* Prompt *
Which lines hold the word "aura"? Show each of them.

* Provided material *
»»

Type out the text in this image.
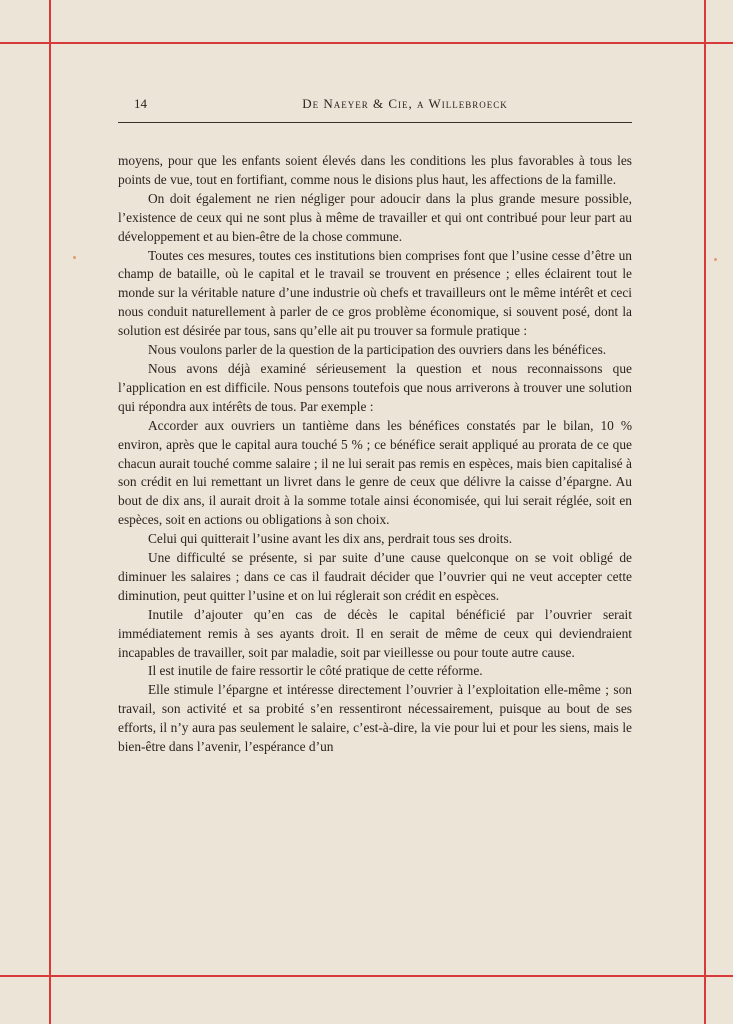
14	De Naeyer & Cie, a Willebroeck

moyens, pour que les enfants soient élevés dans les conditions les plus favorables à tous les points de vue, tout en fortifiant, comme nous le disions plus haut, les affections de la famille.

On doit également ne rien négliger pour adoucir dans la plus grande mesure possible, l’existence de ceux qui ne sont plus à même de travailler et qui ont contribué pour leur part au développement et au bien-être de la chose commune.

Toutes ces mesures, toutes ces institutions bien comprises font que l’usine cesse d’être un champ de bataille, où le capital et le travail se trouvent en présence ; elles éclairent tout le monde sur la véritable nature d’une industrie où chefs et travailleurs ont le même intérêt et ceci nous conduit naturellement à parler de ce gros problème économique, si souvent posé, dont la solution est désirée par tous, sans qu’elle ait pu trouver sa formule pratique :

Nous voulons parler de la question de la participation des ouvriers dans les bénéfices.

Nous avons déjà examiné sérieusement la question et nous reconnaissons que l’application en est difficile. Nous pensons toutefois que nous arriverons à trouver une solution qui répondra aux intérêts de tous. Par exemple :

Accorder aux ouvriers un tantième dans les bénéfices constatés par le bilan, 10 % environ, après que le capital aura touché 5 % ; ce bénéfice serait appliqué au prorata de ce que chacun aurait touché comme salaire ; il ne lui serait pas remis en espèces, mais bien capitalisé à son crédit en lui remettant un livret dans le genre de ceux que délivre la caisse d’épargne. Au bout de dix ans, il aurait droit à la somme totale ainsi économisée, qui lui serait réglée, soit en espèces, soit en actions ou obligations à son choix.

Celui qui quitterait l’usine avant les dix ans, perdrait tous ses droits.

Une difficulté se présente, si par suite d’une cause quelconque on se voit obligé de diminuer les salaires ; dans ce cas il faudrait décider que l’ouvrier qui ne veut accepter cette diminution, peut quitter l’usine et on lui réglerait son crédit en espèces.

Inutile d’ajouter qu’en cas de décès le capital bénéficié par l’ouvrier serait immédiatement remis à ses ayants droit. Il en serait de même de ceux qui deviendraient incapables de travailler, soit par maladie, soit par vieillesse ou pour toute autre cause.

Il est inutile de faire ressortir le côté pratique de cette réforme.

Elle stimule l’épargne et intéresse directement l’ouvrier à l’exploitation elle-même ; son travail, son activité et sa probité s’en ressentiront nécessairement, puisque au bout de ses efforts, il n’y aura pas seulement le salaire, c’est-à-dire, la vie pour lui et pour les siens, mais le bien-être dans l’avenir, l’espérance d’un
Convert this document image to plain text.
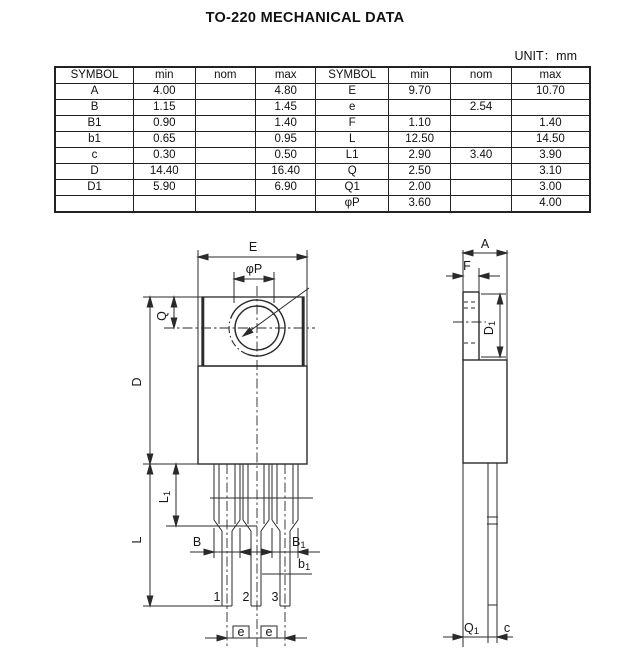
E
φP
Q
D
L
L1
B	B1
b1
1 2 3
e e
A
F
D1
Q1 c
TO-220 MECHANICAL DATA
UNIT：mm
SYMBOL	min	nom	max	SYMBOL	min	nom	max
A	4.00		4.80	E	9.70		10.70
B	1.15		1.45	e		2.54	
B1	0.90		1.40	F	1.10		1.40
b1	0.65		0.95	L	12.50		14.50
c	0.30		0.50	L1	2.90	3.40	3.90
D	14.40		16.40	Q	2.50		3.10
D1	5.90		6.90	Q1	2.00		3.00
				φP	3.60		4.00
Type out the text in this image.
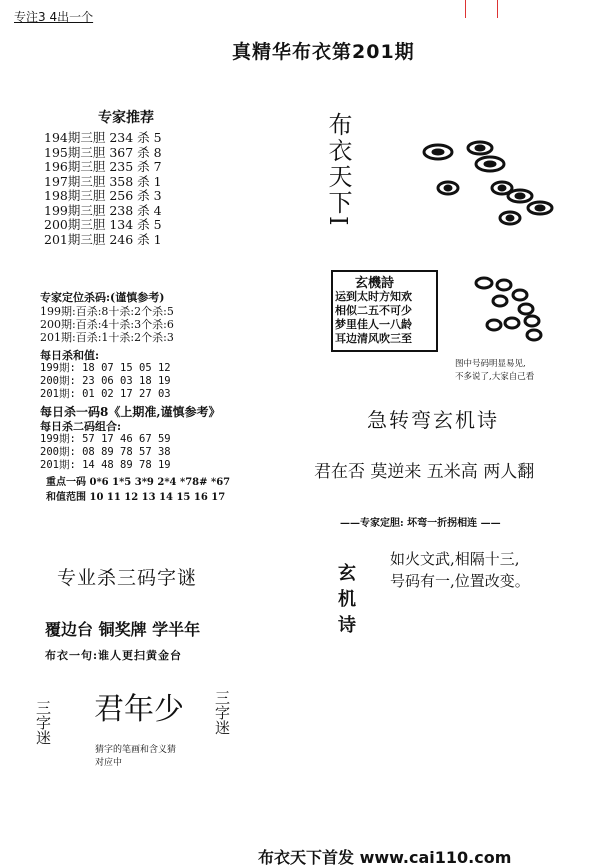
专注3 4出一个
真精华布衣第201期
专家推荐
194期三胆 234 杀 5
195期三胆 367 杀 8
196期三胆 235 杀 7
197期三胆 358 杀 1
198期三胆 256 杀 3
199期三胆 238 杀 4
200期三胆 134 杀 5
201期三胆 246 杀 1
专家定位杀码:(谨慎参考)
199期:百杀:8十杀:2个杀:5
200期:百杀:4十杀:3个杀:6
201期:百杀:1十杀:2个杀:3
每日杀和值:
199期: 18 07 15 05 12
200期: 23 06 03 18 19
201期: 01 02 17 27 03
每日杀一码8《上期准,谨慎参考》
每日杀二码组合:
199期: 57 17 46 67 59
200期: 08 89 78 57 38
201期: 14 48 89 78 19
重点一码 0*6 1*5 3*9 2*4 *78# *67
和值范围 10 11 12 13 14 15 16 17
专业杀三码字谜
覆边台 铜奖牌 学半年
布衣一句:谁人更扫黄金台
三字迷 君年少 三字迷
猜字的笔画和含义猜
对应中
布衣天下I
玄機詩
运到太时方知欢
相似二五不可少
梦里佳人一八龄
耳边清风吹三至
图中号码明显易见,
不多说了,大家自己看
急转弯玄机诗
君在否 莫逆来 五米高 两人翻
——专家定胆: 坏弯一折拐相连 ——
玄机诗
如火文武,相隔十三,
号码有一,位置改变。
布衣天下首发 www.cai110.com
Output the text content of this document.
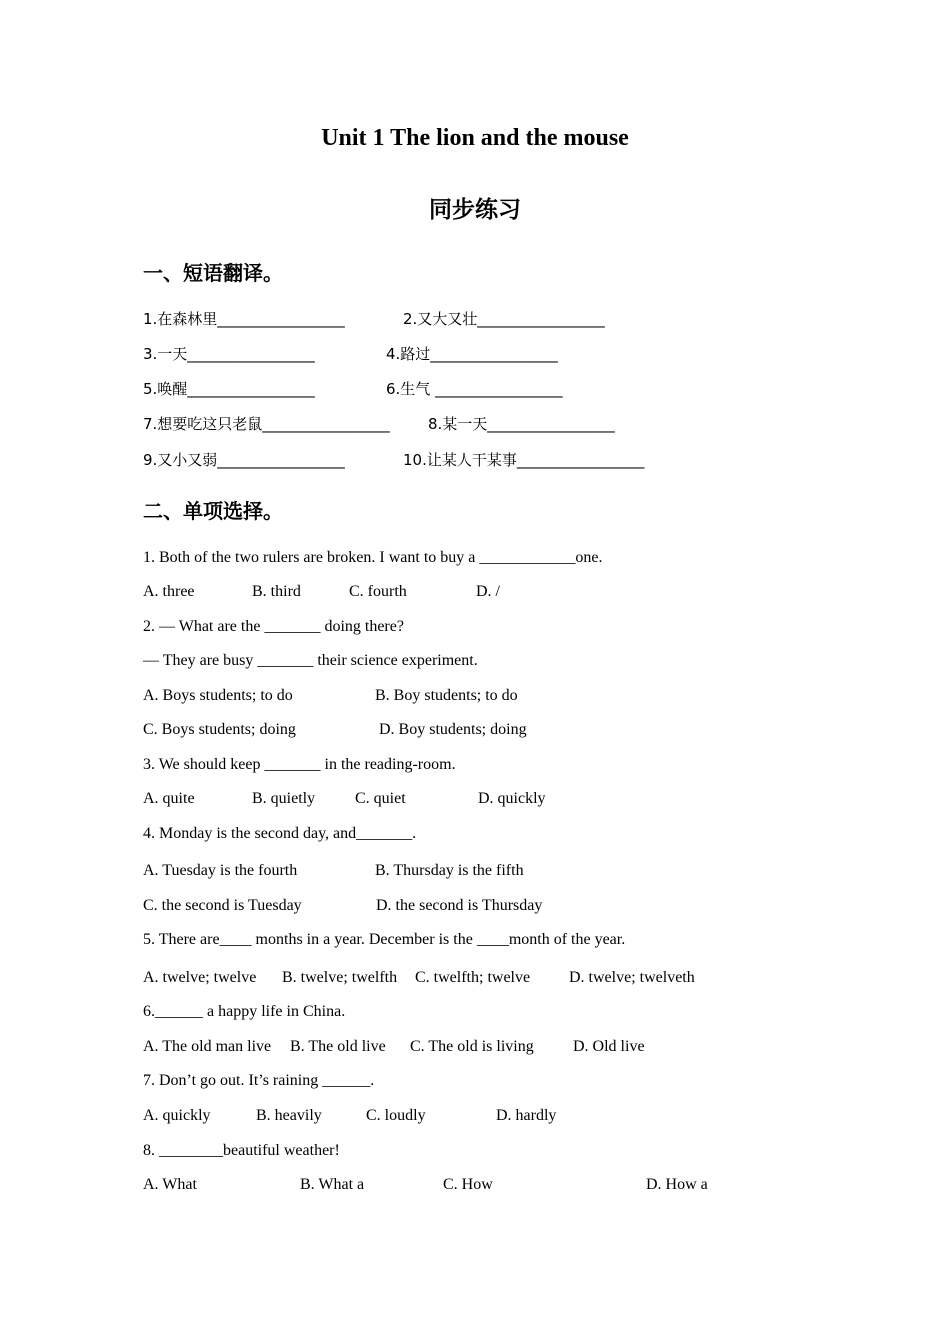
Unit 1 The lion and the mouse
同步练习
一、短语翻译。
1.在森林里_________________	2.又大又壮_________________
3.一天_________________	4.路过_________________
5.唤醒_________________	6.生气 _________________
7.想要吃这只老鼠_________________	8.某一天_________________
9.又小又弱_________________	10.让某人干某事_________________
二、单项选择。
1. Both of the two rulers are broken. I want to buy a ____________one.
A. three	B. third	C. fourth	D. /
2. — What are the _______ doing there?
— They are busy _______ their science experiment.
A. Boys students; to do	B. Boy students; to do
C. Boys students; doing	D. Boy students; doing
3. We should keep _______ in the reading-room.
A. quite	B. quietly C. quiet	D. quickly
4. Monday is the second day, and_______.
A. Tuesday is the fourth	B. Thursday is the fifth
C. the second is Tuesday	D. the second is Thursday
5. There are____ months in a year. December is the ____month of the year.
A. twelve; twelve B. twelve; twelfth C. twelfth; twelve D. twelve; twelveth
6.______ a happy life in China.
A. The old man live B. The old live C. The old is living D. Old live
7. Don’t go out. It’s raining ______.
A. quickly	B. heavily	C. loudly	D. hardly
8. ________beautiful weather!
A. What	B. What a	C. How	D. How a
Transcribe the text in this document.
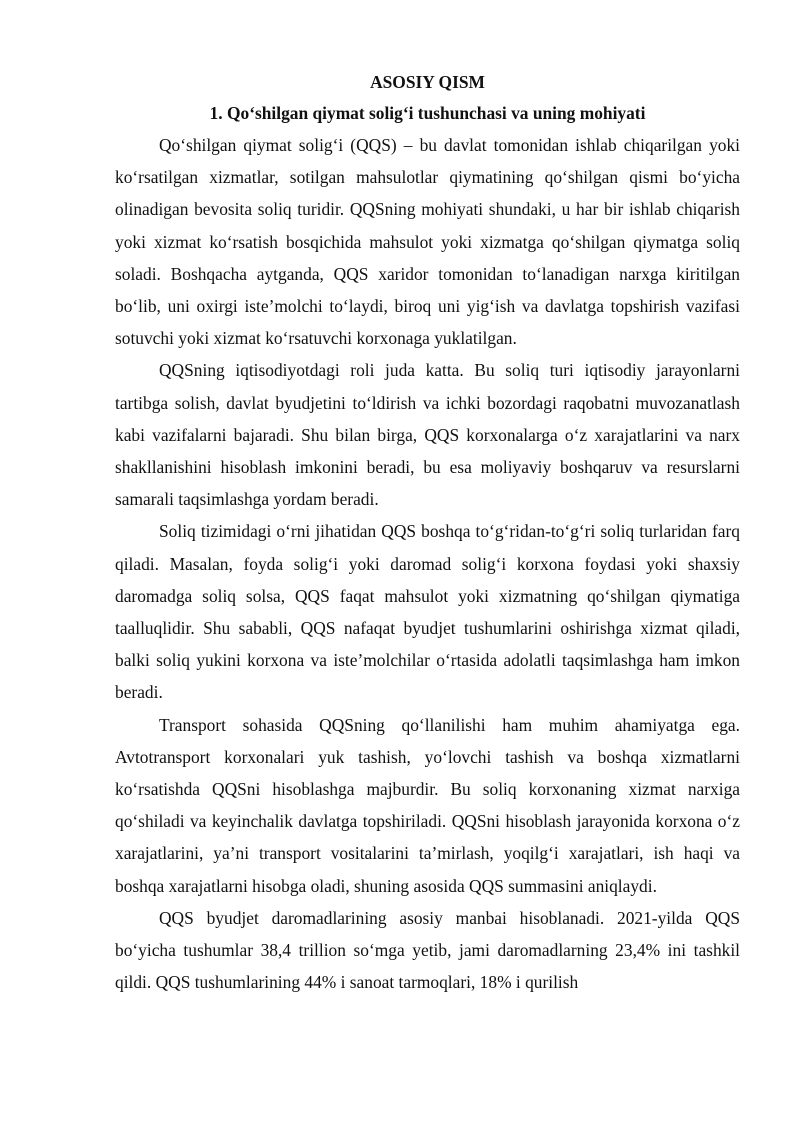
ASOSIY QISM
1. Qo‘shilgan qiymat solig‘i tushunchasi va uning mohiyati

Qo‘shilgan qiymat solig‘i (QQS) – bu davlat tomonidan ishlab chiqarilgan yoki ko‘rsatilgan xizmatlar, sotilgan mahsulotlar qiymatining qo‘shilgan qismi bo‘yicha olinadigan bevosita soliq turidir. QQSning mohiyati shundaki, u har bir ishlab chiqarish yoki xizmat ko‘rsatish bosqichida mahsulot yoki xizmatga qo‘shilgan qiymatga soliq soladi. Boshqacha aytganda, QQS xaridor tomonidan to‘lanadigan narxga kiritilgan bo‘lib, uni oxirgi iste’molchi to‘laydi, biroq uni yig‘ish va davlatga topshirish vazifasi sotuvchi yoki xizmat ko‘rsatuvchi korxonaga yuklatilgan.

QQSning iqtisodiyotdagi roli juda katta. Bu soliq turi iqtisodiy jarayonlarni tartibga solish, davlat byudjetini to‘ldirish va ichki bozordagi raqobatni muvozanatlash kabi vazifalarni bajaradi. Shu bilan birga, QQS korxonalarga o‘z xarajatlarini va narx shakllanishini hisoblash imkonini beradi, bu esa moliyaviy boshqaruv va resurslarni samarali taqsimlashga yordam beradi.

Soliq tizimidagi o‘rni jihatidan QQS boshqa to‘g‘ridan-to‘g‘ri soliq turlaridan farq qiladi. Masalan, foyda solig‘i yoki daromad solig‘i korxona foydasi yoki shaxsiy daromadga soliq solsa, QQS faqat mahsulot yoki xizmatning qo‘shilgan qiymatiga taalluqlidir. Shu sababli, QQS nafaqat byudjet tushumlarini oshirishga xizmat qiladi, balki soliq yukini korxona va iste’molchilar o‘rtasida adolatli taqsimlashga ham imkon beradi.

Transport sohasida QQSning qo‘llanilishi ham muhim ahamiyatga ega. Avtotransport korxonalari yuk tashish, yo‘lovchi tashish va boshqa xizmatlarni ko‘rsatishda QQSni hisoblashga majburdir. Bu soliq korxonaning xizmat narxiga qo‘shiladi va keyinchalik davlatga topshiriladi. QQSni hisoblash jarayonida korxona o‘z xarajatlarini, ya’ni transport vositalarini ta’mirlash, yoqilg‘i xarajatlari, ish haqi va boshqa xarajatlarni hisobga oladi, shuning asosida QQS summasini aniqlaydi.

QQS byudjet daromadlarining asosiy manbai hisoblanadi. 2021-yilda QQS bo‘yicha tushumlar 38,4 trillion so‘mga yetib, jami daromadlarning 23,4% ini tashkil qildi. QQS tushumlarining 44% i sanoat tarmoqlari, 18% i qurilish
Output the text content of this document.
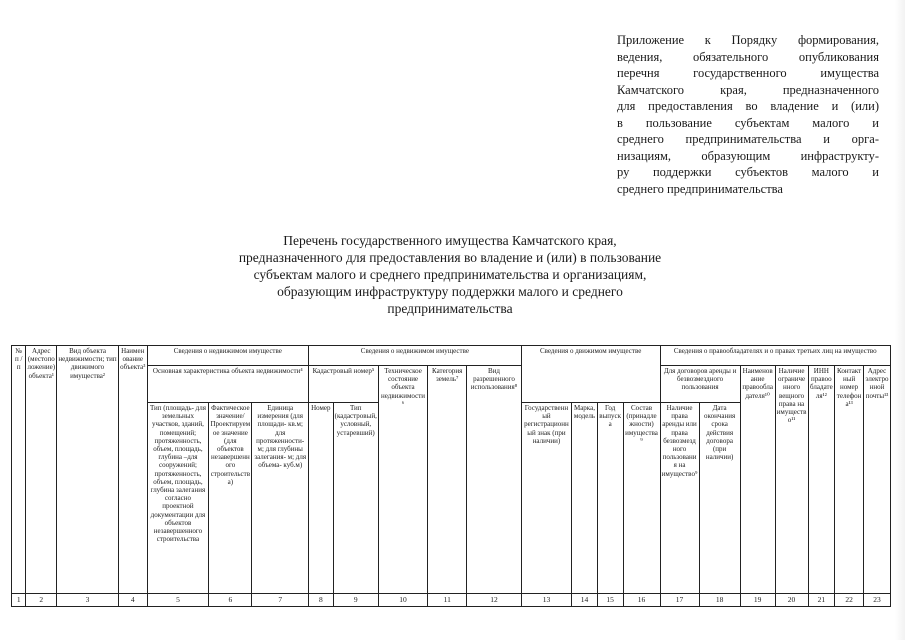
Приложение к Порядку формирования,
ведения, обязательного опубликования
перечня государственного имущества
Камчатского края, предназначенного
для предоставления во владение и (или)
в пользование субъектам малого и
среднего предпринимательства и орга-
низациям, образующим инфраструкту-
ру поддержки субъектов малого и
среднего предпринимательства
Перечень государственного имущества Камчатского края,
предназначенного для предоставления во владение и (или) в пользование
субъектам малого и среднего предпринимательства и организациям,
образующим инфраструктуру поддержки малого и среднего
предпринимательства
№ п / п	Адрес (местоположение) объекта¹	Вид объекта недвижимости; тип движимого имущества²	Наименование объекта³	Сведения о недвижимом имуществе			Сведения о недвижимом имуществе					Сведения о движимом имуществе				Сведения о правообладателях и о правах третьих лиц на имущество						
				Основная характеристика объекта недвижимости⁴			Кадастровый номер⁵		Техническое состояние объекта недвижимости⁶	Категория земель⁷	Вид разрешенного использования⁸					Для договоров аренды и безвозмездного пользования		Наименование правообладателя¹⁰	Наличие ограниченного вещного права на имущество¹¹	ИНН правообладателя¹²	Контактный номер телефона¹³	Адрес электронной почты¹³
				Тип (площадь- для земельных участков, зданий, помещений; протяженность, объем, площадь, глубина –для сооружений; протяженность, объем, площадь, глубина залегания согласно проектной документации для объектов незавершенного строительства	Фактическое значение/Проектируемое значение (для объектов незавершенного строительства)	Единица измерения (для площади- кв.м; для протяженности- м; для глубины залегания- м; для объема- куб.м)	Номер	Тип (кадастровый, условный, устаревший)				Государственный регистрационный знак (при наличии)	Марка, модель	Год выпуска	Состав (принадлежности) имущества⁹	Наличие права аренды или права безвозмездного пользования на имущество⁹	Дата окончания срока действия договора (при наличии)					
1	2	3	4	5	6	7	8	9	10	11	12	13	14	15	16	17	18	19	20	21	22	23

««

* Written solution *
Accorder aux ouvriers un tantième dans les bénéfices constatés par le bilan, 10 % environ, après que le capital aura touché 5 % ; ce bénéfice serait appliqué au prorata de ce que chacun aurait touché comme salaire ; il ne lui serait pas remis en espèces, mais bien capitalisé à son crédit en lui remettant un livret dans le genre de ceux que délivre la caisse d’épargne. Au bout de dix ans, il aurait droit à la somme totale ainsi économisée, qui lui serait réglée, soit en espèces, soit en actions ou obligations à son choix.
Elle stimule l’épargne et intéresse directement l’ouvrier à l’exploitation elle-même ; son travail, son activité et sa probité s’en ressentiront nécessairement, puisque au bout de ses efforts, il n’y aura pas seulement le salaire, c’est-à-dire, la vie pour lui et pour les siens, mais le bien-être dans l’avenir, l’espérance d’un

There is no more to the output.